**PROMPT:** Transcribe the records that follow in their entirety, omitting any pictures.

## BEGIN

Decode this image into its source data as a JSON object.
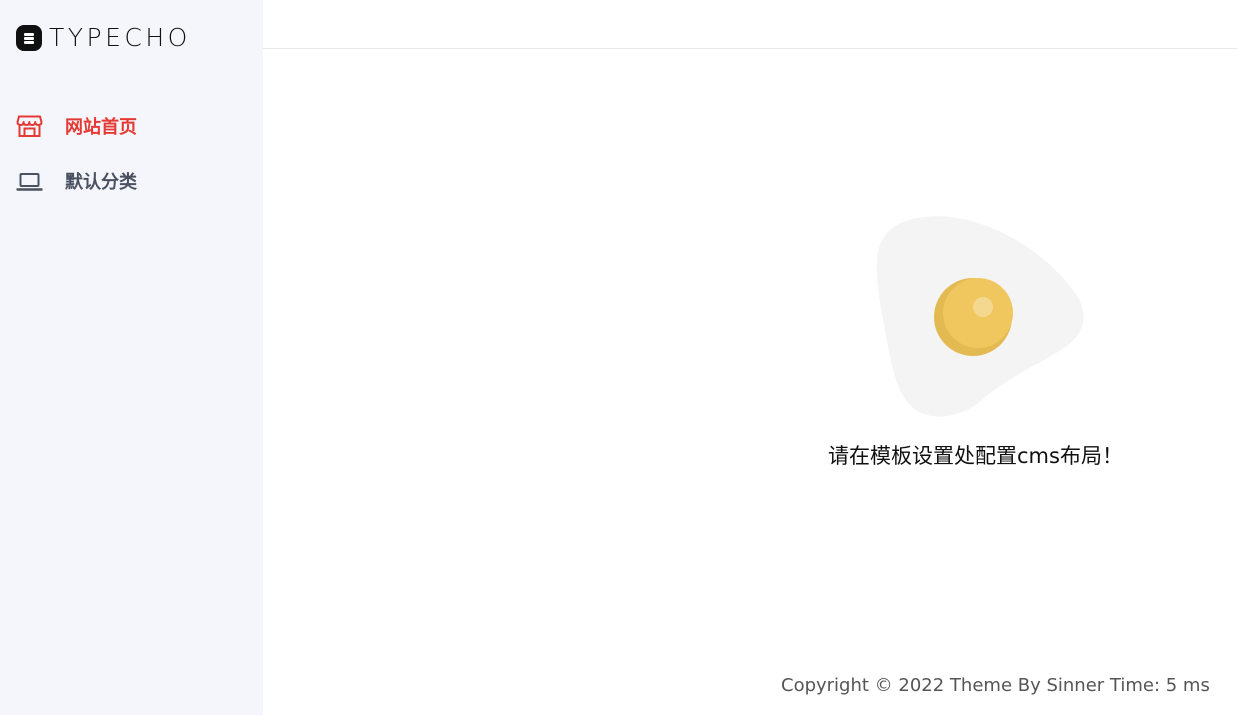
{
  "brand": {
    "name": "TYPECHO"
  },
  "sidebar": {
    "items": [
      {
        "label": "网站首页",
        "icon": "store-icon",
        "active": true,
        "color": "#e53935"
      },
      {
        "label": "默认分类",
        "icon": "laptop-icon",
        "active": false,
        "color": "#4a5160"
      }
    ]
  },
  "main": {
    "empty_state": {
      "icon": "fried-egg-icon",
      "message": "请在模板设置处配置cms布局！"
    }
  },
  "footer": {
    "text": "Copyright © 2022 Theme By Sinner Time: 5 ms"
  },
  "colors": {
    "sidebar_bg": "#f5f6fb",
    "accent": "#e53935",
    "egg_yolk": "#f0c75e"
  }
}
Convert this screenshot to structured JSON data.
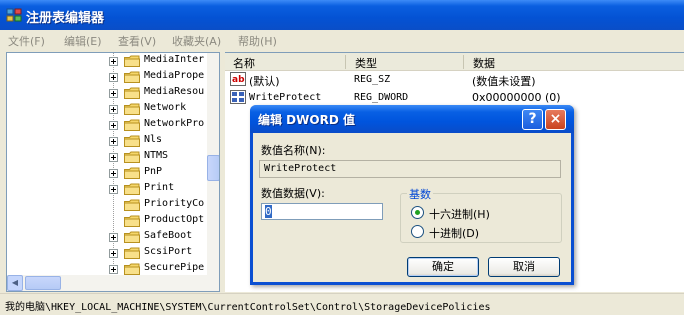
{
  "window": {
    "title": "注册表编辑器"
  },
  "menu": [
    "文件(F)",
    "编辑(E)",
    "查看(V)",
    "收藏夹(A)",
    "帮助(H)"
  ],
  "tree": {
    "items": [
      "MediaInter",
      "MediaPrope",
      "MediaResou",
      "Network",
      "NetworkPro",
      "Nls",
      "NTMS",
      "PnP",
      "Print",
      "PriorityCo",
      "ProductOpt",
      "SafeBoot",
      "ScsiPort",
      "SecurePipe"
    ]
  },
  "list": {
    "columns": [
      "名称",
      "类型",
      "数据"
    ],
    "rows": [
      {
        "icon": "string-value-icon",
        "name": "(默认)",
        "type": "REG_SZ",
        "data": "(数值未设置)"
      },
      {
        "icon": "binary-value-icon",
        "name": "WriteProtect",
        "type": "REG_DWORD",
        "data": "0x00000000 (0)"
      }
    ]
  },
  "status": {
    "path": "我的电脑\\HKEY_LOCAL_MACHINE\\SYSTEM\\CurrentControlSet\\Control\\StorageDevicePolicies"
  },
  "dialog": {
    "title": "编辑 DWORD 值",
    "help_glyph": "?",
    "close_glyph": "×",
    "name_label": "数值名称(N):",
    "name_value": "WriteProtect",
    "data_label": "数值数据(V):",
    "data_value": "0",
    "base_label": "基数",
    "radio_hex": "十六进制(H)",
    "radio_dec": "十进制(D)",
    "selected_base": "hex",
    "ok_label": "确定",
    "cancel_label": "取消"
  },
  "colors": {
    "titlebar": "#0a5fe0",
    "selection": "#316ac5",
    "group_label": "#0046d5"
  }
}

## END

**CORRECT RESPONSE:**
Decode this image into its source data as a JSON object.
{
  "brand": {
    "name": "TYPECHO"
  },
  "sidebar": {
    "items": [
      {
        "label": "网站首页",
        "icon": "store-icon",
        "active": true,
        "color": "#e53935"
      },
      {
        "label": "默认分类",
        "icon": "laptop-icon",
        "active": false,
        "color": "#4a5160"
      }
    ]
  },
  "main": {
    "empty_state": {
      "icon": "fried-egg-icon",
      "message": "请在模板设置处配置cms布局！"
    }
  },
  "footer": {
    "text": "Copyright © 2022 Theme By Sinner Time: 5 ms"
  },
  "colors": {
    "sidebar_bg": "#f5f6fb",
    "accent": "#e53935",
    "egg_yolk": "#f0c75e"
  }
}
Convert this screenshot to structured JSON data.
{
  "window": {
    "title": "注册表编辑器"
  },
  "menu": [
    "文件(F)",
    "编辑(E)",
    "查看(V)",
    "收藏夹(A)",
    "帮助(H)"
  ],
  "tree": {
    "items": [
      "MediaInter",
      "MediaPrope",
      "MediaResou",
      "Network",
      "NetworkPro",
      "Nls",
      "NTMS",
      "PnP",
      "Print",
      "PriorityCo",
      "ProductOpt",
      "SafeBoot",
      "ScsiPort",
      "SecurePipe"
    ]
  },
  "list": {
    "columns": [
      "名称",
      "类型",
      "数据"
    ],
    "rows": [
      {
        "icon": "string-value-icon",
        "name": "(默认)",
        "type": "REG_SZ",
        "data": "(数值未设置)"
      },
      {
        "icon": "binary-value-icon",
        "name": "WriteProtect",
        "type": "REG_DWORD",
        "data": "0x00000000 (0)"
      }
    ]
  },
  "status": {
    "path": "我的电脑\\HKEY_LOCAL_MACHINE\\SYSTEM\\CurrentControlSet\\Control\\StorageDevicePolicies"
  },
  "dialog": {
    "title": "编辑 DWORD 值",
    "help_glyph": "?",
    "close_glyph": "×",
    "name_label": "数值名称(N):",
    "name_value": "WriteProtect",
    "data_label": "数值数据(V):",
    "data_value": "0",
    "base_label": "基数",
    "radio_hex": "十六进制(H)",
    "radio_dec": "十进制(D)",
    "selected_base": "hex",
    "ok_label": "确定",
    "cancel_label": "取消"
  },
  "colors": {
    "titlebar": "#0a5fe0",
    "selection": "#316ac5",
    "group_label": "#0046d5"
  }
}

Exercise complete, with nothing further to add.